— begin —
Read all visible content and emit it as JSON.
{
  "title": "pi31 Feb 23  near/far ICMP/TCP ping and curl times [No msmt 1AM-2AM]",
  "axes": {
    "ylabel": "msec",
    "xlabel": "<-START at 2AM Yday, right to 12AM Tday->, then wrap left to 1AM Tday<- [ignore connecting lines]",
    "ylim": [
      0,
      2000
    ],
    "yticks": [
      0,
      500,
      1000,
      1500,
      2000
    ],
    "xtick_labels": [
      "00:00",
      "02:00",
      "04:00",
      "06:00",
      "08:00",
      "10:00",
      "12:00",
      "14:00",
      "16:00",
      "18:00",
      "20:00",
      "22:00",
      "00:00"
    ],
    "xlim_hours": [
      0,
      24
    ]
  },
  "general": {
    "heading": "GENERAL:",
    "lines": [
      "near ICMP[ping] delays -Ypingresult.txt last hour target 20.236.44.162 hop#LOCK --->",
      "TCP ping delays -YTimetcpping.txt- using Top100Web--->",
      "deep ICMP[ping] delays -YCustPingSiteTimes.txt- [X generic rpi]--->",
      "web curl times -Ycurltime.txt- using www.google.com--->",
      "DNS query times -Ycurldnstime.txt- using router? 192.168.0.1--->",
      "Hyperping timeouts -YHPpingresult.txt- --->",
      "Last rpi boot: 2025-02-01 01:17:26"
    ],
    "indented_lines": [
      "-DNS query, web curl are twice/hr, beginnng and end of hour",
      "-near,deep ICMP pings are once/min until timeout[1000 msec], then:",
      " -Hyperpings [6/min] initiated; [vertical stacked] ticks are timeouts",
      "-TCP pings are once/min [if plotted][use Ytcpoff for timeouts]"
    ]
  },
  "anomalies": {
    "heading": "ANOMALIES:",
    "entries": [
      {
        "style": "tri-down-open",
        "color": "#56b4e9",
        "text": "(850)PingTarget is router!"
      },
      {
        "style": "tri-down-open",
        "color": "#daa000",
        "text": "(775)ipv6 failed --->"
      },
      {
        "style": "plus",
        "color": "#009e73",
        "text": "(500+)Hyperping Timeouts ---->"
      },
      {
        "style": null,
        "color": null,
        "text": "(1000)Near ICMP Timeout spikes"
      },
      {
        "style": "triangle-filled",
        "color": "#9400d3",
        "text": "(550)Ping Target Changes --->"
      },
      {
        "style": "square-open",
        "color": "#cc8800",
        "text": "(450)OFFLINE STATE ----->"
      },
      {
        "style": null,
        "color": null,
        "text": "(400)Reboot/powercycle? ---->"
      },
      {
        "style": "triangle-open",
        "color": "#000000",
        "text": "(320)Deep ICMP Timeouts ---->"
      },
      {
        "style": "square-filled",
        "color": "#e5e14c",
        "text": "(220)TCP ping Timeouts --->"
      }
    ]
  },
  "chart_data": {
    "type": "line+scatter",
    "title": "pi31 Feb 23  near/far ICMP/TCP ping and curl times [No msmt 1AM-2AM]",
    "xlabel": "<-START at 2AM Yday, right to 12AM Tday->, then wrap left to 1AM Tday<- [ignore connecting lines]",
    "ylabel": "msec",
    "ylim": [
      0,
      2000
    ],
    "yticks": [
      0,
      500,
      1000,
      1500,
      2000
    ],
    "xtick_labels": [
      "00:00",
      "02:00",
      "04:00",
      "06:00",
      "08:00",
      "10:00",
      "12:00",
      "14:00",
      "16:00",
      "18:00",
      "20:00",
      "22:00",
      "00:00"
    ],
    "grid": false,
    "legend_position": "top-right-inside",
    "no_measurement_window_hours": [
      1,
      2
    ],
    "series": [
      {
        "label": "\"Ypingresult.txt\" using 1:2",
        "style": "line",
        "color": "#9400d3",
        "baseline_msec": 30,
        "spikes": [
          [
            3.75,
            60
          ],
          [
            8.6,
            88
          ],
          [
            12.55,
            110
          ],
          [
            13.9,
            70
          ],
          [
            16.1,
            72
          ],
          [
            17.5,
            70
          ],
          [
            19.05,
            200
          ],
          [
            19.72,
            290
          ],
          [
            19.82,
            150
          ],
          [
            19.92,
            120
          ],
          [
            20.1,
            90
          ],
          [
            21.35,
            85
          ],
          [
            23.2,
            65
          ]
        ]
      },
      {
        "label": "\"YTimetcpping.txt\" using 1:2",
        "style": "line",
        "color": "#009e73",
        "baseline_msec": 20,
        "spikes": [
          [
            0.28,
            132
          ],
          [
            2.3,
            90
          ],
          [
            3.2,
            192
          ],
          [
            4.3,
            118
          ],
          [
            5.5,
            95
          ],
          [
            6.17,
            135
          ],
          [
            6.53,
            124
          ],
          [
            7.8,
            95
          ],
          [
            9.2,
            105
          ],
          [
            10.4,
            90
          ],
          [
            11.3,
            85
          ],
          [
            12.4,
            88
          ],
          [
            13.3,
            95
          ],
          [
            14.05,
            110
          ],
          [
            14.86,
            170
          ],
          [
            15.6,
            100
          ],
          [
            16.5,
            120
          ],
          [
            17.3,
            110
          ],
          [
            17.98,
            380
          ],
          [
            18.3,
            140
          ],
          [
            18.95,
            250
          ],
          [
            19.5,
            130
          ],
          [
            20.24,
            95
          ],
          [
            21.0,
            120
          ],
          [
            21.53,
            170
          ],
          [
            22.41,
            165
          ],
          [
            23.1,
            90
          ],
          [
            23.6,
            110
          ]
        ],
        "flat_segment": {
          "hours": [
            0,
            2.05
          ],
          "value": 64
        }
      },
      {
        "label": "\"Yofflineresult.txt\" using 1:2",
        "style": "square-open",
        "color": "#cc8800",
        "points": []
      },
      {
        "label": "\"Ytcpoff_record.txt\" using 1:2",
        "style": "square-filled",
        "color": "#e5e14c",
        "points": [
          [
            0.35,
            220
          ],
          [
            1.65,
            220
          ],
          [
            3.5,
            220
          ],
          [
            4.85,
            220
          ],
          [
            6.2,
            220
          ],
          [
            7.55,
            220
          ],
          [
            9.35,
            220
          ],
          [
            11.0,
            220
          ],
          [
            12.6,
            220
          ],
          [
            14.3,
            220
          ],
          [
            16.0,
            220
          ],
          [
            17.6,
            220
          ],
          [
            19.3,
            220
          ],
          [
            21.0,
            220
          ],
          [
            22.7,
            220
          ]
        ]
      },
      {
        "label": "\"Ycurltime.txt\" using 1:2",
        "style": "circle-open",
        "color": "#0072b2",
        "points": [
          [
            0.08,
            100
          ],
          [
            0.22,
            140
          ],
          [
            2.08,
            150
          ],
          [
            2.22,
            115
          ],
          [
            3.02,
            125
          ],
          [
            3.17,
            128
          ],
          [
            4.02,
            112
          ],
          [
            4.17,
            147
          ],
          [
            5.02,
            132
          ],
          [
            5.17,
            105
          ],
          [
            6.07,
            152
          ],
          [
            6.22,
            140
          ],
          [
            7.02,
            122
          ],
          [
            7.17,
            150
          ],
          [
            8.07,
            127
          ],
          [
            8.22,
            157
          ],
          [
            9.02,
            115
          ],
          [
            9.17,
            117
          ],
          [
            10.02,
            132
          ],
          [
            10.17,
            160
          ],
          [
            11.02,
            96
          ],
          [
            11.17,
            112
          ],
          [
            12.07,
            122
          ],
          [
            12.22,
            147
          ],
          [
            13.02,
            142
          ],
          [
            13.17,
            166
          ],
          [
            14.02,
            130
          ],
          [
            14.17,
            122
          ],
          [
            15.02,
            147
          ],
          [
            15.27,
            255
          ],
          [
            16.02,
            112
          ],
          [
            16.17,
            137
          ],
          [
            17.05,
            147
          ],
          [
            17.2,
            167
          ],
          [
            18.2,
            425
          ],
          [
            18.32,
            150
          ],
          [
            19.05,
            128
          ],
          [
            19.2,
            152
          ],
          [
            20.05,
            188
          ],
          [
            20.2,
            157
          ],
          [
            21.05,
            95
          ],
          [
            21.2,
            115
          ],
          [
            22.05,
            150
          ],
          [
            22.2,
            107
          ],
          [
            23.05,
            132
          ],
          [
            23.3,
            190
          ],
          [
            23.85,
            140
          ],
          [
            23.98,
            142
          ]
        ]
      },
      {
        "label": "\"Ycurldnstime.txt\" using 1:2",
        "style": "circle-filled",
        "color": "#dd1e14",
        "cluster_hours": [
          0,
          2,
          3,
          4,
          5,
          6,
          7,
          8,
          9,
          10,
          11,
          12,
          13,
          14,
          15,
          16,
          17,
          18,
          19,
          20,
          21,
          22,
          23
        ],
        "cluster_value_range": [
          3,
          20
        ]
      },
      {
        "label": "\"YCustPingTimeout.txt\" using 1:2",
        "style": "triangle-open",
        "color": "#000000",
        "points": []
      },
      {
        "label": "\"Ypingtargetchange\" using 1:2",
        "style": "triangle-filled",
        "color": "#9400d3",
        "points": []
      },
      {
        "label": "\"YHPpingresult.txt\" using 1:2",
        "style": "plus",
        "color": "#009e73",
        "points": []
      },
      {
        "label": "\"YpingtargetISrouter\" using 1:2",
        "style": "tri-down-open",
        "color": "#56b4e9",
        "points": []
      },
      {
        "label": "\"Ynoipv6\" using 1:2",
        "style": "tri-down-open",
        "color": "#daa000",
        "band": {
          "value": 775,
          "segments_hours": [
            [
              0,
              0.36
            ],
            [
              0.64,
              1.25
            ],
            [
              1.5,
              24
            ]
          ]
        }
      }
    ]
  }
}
— end —
| Request |
Locate the word "msmt" in the data above. Copy every line carrying it.

| Full output |
  "title": "pi31 Feb 23  near/far ICMP/TCP ping and curl times [No msmt 1AM-2AM]",
    "title": "pi31 Feb 23  near/far ICMP/TCP ping and curl times [No msmt 1AM-2AM]",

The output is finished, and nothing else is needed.